## [What is asked]
Lines containing the string "important" are to be collected in full.
--- START Data rows ---
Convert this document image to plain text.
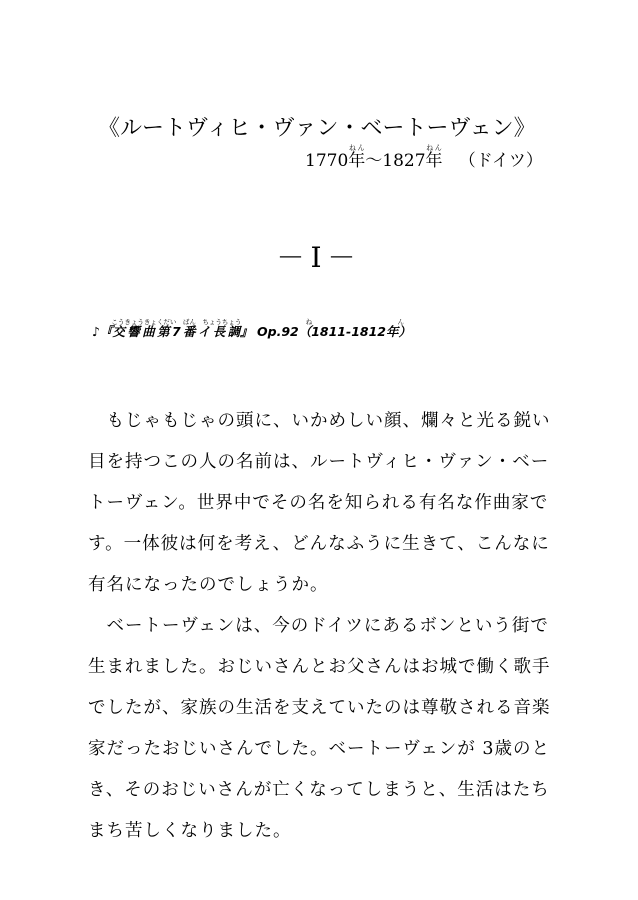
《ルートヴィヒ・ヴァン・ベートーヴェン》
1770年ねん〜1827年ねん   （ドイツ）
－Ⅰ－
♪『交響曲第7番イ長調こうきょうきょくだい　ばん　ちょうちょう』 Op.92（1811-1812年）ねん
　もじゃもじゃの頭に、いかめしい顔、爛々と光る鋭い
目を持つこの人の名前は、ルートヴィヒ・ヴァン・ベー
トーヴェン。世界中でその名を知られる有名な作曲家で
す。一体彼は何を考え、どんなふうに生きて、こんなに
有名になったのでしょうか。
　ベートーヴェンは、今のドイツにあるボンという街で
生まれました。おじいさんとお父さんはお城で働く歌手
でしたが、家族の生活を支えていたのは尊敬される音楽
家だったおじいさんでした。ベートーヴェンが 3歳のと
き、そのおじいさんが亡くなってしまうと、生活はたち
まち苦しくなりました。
--- END Data rows ---
--- START Data rows ---
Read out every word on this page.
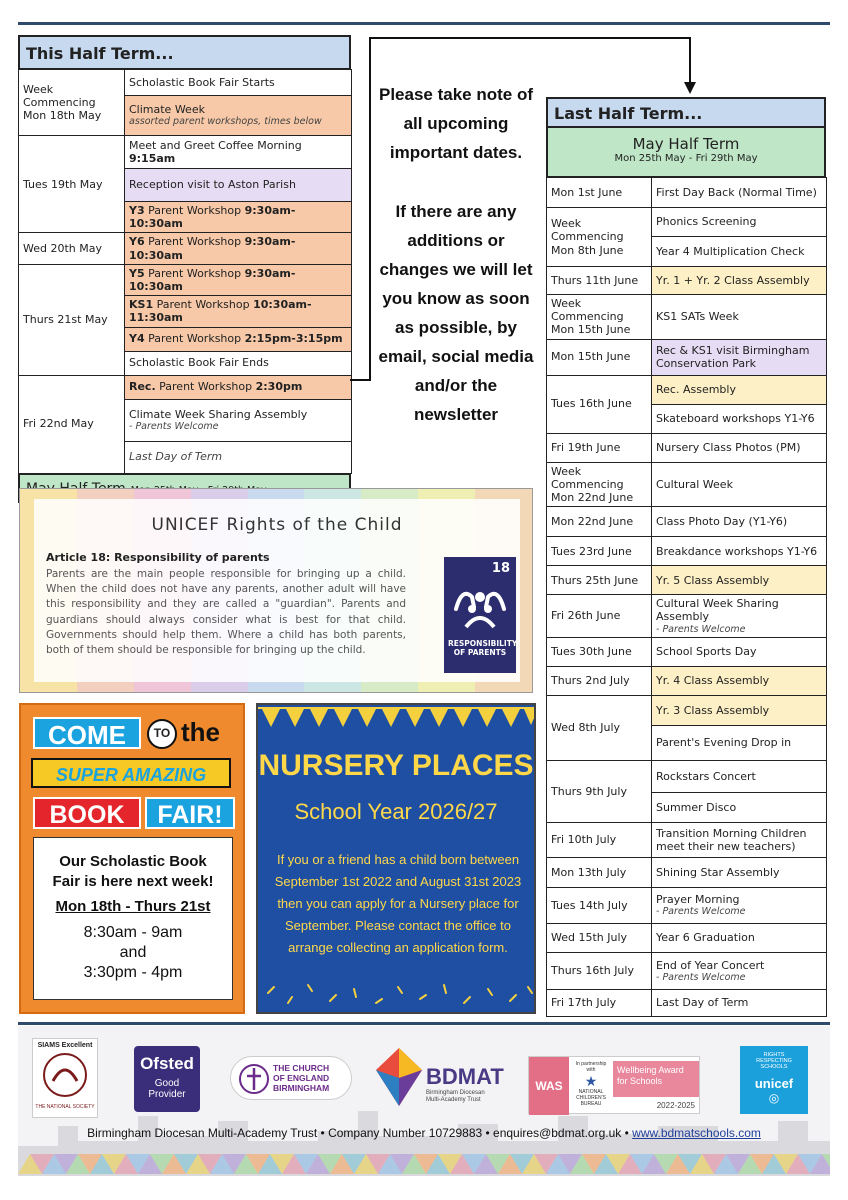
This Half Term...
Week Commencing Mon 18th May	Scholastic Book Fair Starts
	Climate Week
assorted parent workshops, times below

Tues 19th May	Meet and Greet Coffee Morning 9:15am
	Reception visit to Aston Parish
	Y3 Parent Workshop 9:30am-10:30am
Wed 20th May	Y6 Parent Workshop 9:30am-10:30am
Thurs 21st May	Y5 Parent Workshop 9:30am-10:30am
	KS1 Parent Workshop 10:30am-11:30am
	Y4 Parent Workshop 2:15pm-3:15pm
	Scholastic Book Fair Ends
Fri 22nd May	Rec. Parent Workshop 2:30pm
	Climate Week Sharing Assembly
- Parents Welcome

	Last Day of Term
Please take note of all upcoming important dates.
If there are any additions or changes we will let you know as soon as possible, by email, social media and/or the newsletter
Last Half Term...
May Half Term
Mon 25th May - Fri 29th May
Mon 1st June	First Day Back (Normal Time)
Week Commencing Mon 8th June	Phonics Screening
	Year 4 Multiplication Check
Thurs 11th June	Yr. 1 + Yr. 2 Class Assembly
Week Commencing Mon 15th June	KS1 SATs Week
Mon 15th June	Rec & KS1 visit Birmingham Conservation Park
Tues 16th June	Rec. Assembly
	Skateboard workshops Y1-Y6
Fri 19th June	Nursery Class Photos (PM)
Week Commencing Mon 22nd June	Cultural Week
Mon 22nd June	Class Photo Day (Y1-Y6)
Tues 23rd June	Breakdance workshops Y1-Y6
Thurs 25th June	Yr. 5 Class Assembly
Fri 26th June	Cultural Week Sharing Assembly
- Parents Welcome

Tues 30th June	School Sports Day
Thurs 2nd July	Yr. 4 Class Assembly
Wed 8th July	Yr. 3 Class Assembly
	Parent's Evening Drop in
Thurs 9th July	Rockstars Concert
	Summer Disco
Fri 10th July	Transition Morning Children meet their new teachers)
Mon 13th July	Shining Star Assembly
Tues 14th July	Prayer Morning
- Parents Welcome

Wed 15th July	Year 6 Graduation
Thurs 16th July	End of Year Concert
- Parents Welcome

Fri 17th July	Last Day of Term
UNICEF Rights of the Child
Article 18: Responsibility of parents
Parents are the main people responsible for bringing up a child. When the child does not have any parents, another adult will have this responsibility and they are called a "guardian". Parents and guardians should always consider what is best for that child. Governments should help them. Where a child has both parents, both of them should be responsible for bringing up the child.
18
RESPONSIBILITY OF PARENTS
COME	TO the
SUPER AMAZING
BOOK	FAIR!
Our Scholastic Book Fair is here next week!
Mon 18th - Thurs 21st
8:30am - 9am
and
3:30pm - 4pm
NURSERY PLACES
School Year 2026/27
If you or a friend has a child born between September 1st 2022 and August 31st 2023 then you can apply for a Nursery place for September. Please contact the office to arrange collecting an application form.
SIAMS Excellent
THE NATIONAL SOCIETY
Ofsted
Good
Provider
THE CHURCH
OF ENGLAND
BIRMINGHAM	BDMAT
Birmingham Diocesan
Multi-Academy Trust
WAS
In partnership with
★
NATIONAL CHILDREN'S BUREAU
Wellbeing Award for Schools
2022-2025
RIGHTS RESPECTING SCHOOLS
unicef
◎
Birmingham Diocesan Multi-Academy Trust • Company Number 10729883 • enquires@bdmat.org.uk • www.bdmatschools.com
--- END Data rows ---
--- START Data rows ---
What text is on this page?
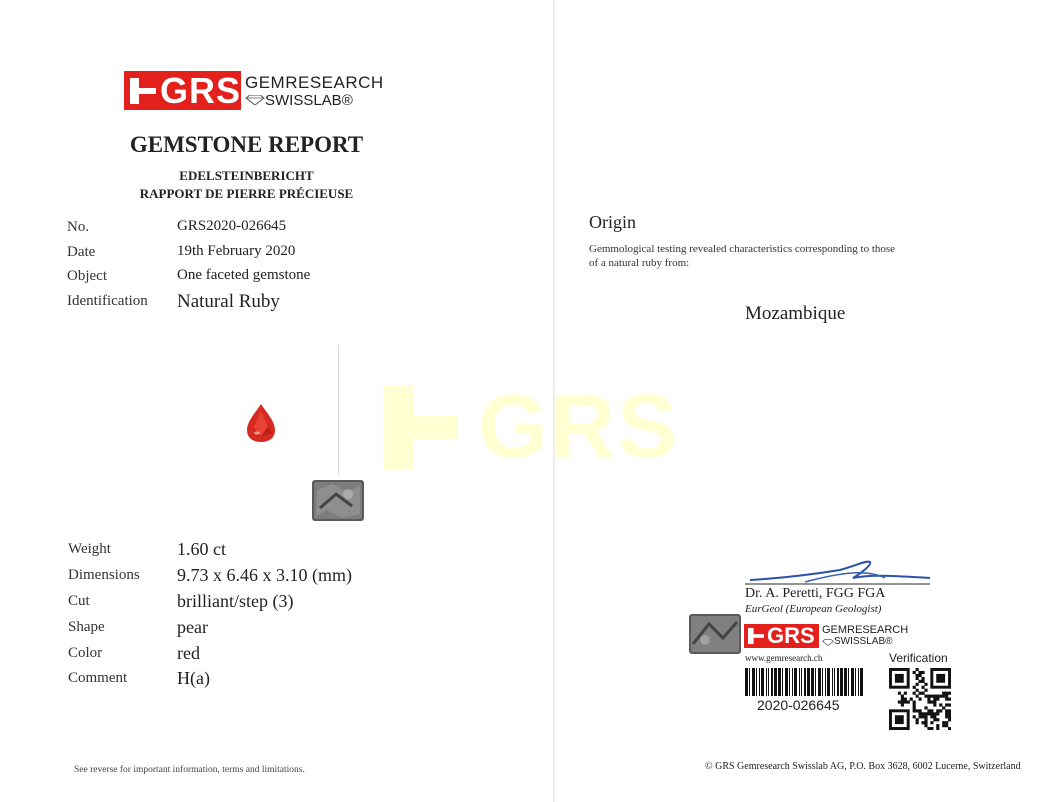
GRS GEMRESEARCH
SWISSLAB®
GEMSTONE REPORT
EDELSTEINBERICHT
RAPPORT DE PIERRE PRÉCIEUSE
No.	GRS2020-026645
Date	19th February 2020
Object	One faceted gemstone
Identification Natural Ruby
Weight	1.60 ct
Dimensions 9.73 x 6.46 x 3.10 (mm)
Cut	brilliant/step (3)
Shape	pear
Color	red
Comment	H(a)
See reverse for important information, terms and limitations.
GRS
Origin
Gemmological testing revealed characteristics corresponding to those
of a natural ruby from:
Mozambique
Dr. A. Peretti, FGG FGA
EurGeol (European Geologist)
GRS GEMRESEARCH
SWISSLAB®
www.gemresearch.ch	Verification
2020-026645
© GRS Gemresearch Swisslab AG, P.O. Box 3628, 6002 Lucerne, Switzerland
--- END Data rows ---
## [Answer for the task]
Please take note of all upcoming important dates.
See reverse for important information, terms and limitations.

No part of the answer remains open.